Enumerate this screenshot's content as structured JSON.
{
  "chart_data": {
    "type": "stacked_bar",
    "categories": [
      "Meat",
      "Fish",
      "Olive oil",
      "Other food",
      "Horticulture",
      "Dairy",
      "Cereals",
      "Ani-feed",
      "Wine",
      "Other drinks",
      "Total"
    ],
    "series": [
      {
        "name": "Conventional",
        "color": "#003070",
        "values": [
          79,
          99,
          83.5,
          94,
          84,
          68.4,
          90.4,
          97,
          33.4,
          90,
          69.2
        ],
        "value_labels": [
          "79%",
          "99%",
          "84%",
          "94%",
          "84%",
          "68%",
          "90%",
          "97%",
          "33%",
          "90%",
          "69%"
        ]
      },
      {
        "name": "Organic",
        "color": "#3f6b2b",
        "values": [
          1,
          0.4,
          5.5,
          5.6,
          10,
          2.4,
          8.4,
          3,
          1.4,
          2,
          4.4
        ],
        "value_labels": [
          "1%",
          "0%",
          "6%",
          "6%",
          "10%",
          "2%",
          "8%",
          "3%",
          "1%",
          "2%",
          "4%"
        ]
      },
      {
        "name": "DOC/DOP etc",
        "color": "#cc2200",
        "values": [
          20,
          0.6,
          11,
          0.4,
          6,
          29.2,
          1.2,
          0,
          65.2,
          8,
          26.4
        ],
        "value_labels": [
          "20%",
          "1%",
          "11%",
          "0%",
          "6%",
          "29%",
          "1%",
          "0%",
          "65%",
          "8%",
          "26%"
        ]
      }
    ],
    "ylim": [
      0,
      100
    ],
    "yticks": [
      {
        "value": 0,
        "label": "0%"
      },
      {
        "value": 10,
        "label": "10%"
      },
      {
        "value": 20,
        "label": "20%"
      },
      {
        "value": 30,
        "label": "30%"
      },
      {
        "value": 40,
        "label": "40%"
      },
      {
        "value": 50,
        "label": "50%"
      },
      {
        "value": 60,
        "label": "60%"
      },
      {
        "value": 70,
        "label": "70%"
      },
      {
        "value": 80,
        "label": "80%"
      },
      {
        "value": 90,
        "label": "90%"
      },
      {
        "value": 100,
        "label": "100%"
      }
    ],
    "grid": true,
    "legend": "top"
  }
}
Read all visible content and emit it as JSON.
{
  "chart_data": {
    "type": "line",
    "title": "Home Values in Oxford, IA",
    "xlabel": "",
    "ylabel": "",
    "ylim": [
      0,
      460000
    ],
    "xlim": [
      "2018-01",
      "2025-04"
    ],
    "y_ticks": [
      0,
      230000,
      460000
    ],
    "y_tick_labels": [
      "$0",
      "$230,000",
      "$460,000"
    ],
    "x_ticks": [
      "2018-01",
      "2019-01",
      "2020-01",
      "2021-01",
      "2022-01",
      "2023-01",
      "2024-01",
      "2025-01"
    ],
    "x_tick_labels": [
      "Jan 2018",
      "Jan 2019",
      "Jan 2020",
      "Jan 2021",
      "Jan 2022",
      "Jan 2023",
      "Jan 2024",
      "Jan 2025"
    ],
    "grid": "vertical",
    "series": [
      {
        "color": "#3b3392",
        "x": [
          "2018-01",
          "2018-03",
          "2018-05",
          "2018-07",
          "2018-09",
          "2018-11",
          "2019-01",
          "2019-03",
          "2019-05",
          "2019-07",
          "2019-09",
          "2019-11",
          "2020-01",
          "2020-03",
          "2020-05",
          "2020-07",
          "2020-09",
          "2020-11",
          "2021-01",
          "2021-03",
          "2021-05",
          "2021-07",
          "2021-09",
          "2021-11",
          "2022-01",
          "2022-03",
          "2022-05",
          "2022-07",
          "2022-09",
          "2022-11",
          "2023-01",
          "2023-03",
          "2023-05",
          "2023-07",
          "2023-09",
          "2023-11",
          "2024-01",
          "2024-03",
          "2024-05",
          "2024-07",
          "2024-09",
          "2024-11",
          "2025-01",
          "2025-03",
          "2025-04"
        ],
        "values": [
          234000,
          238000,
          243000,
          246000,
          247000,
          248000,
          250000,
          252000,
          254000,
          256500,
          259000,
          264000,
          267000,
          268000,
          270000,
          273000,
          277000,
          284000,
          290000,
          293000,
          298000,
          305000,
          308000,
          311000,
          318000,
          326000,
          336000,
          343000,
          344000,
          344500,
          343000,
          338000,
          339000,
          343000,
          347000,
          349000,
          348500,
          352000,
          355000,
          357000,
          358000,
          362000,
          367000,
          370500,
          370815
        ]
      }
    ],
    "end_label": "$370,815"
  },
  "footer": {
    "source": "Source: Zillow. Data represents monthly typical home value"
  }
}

Work required | Copy out each line of the records that holds the string "content".

Full answer |
Enumerate this screenshot's content as structured JSON.
Read all visible content and emit it as JSON.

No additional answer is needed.